## Challenge
Each entry must appear again exactly as it does in the source.

## Record set
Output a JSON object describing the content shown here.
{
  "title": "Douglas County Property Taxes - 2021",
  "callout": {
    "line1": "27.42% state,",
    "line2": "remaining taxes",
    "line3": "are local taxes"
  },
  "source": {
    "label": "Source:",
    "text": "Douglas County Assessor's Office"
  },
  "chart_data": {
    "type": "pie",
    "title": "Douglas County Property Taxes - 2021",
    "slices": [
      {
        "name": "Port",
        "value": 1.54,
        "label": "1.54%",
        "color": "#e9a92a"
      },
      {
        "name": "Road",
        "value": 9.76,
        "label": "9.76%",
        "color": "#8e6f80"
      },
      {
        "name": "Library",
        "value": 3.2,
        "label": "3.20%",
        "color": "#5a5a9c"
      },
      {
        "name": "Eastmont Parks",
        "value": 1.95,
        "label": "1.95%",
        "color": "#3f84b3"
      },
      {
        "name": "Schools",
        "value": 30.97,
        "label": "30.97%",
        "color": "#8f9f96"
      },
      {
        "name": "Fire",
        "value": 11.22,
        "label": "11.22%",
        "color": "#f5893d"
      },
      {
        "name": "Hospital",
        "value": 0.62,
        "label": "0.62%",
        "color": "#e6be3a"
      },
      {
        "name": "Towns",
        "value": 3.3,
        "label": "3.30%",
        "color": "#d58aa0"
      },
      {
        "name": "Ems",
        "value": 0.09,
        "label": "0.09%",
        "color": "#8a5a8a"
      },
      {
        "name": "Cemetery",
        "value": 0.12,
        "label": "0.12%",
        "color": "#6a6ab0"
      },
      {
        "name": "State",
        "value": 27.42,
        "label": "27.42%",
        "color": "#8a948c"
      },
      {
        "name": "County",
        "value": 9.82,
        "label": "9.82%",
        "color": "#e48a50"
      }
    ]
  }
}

## Complete response
Output a JSON object describing the content shown here.
{
  "title": "Douglas County Property Taxes - 2021",
  "callout": {
    "line1": "27.42% state,",
    "line2": "remaining taxes",
    "line3": "are local taxes"
  },
  "source": {
    "label": "Source:",
    "text": "Douglas County Assessor's Office"
  },
  "chart_data": {
    "type": "pie",
    "title": "Douglas County Property Taxes - 2021",
    "slices": [
      {
        "name": "Port",
        "value": 1.54,
        "label": "1.54%",
        "color": "#e9a92a"
      },
      {
        "name": "Road",
        "value": 9.76,
        "label": "9.76%",
        "color": "#8e6f80"
      },
      {
        "name": "Library",
        "value": 3.2,
        "label": "3.20%",
        "color": "#5a5a9c"
      },
      {
        "name": "Eastmont Parks",
        "value": 1.95,
        "label": "1.95%",
        "color": "#3f84b3"
      },
      {
        "name": "Schools",
        "value": 30.97,
        "label": "30.97%",
        "color": "#8f9f96"
      },
      {
        "name": "Fire",
        "value": 11.22,
        "label": "11.22%",
        "color": "#f5893d"
      },
      {
        "name": "Hospital",
        "value": 0.62,
        "label": "0.62%",
        "color": "#e6be3a"
      },
      {
        "name": "Towns",
        "value": 3.3,
        "label": "3.30%",
        "color": "#d58aa0"
      },
      {
        "name": "Ems",
        "value": 0.09,
        "label": "0.09%",
        "color": "#8a5a8a"
      },
      {
        "name": "Cemetery",
        "value": 0.12,
        "label": "0.12%",
        "color": "#6a6ab0"
      },
      {
        "name": "State",
        "value": 27.42,
        "label": "27.42%",
        "color": "#8a948c"
      },
      {
        "name": "County",
        "value": 9.82,
        "label": "9.82%",
        "color": "#e48a50"
      }
    ]
  }
}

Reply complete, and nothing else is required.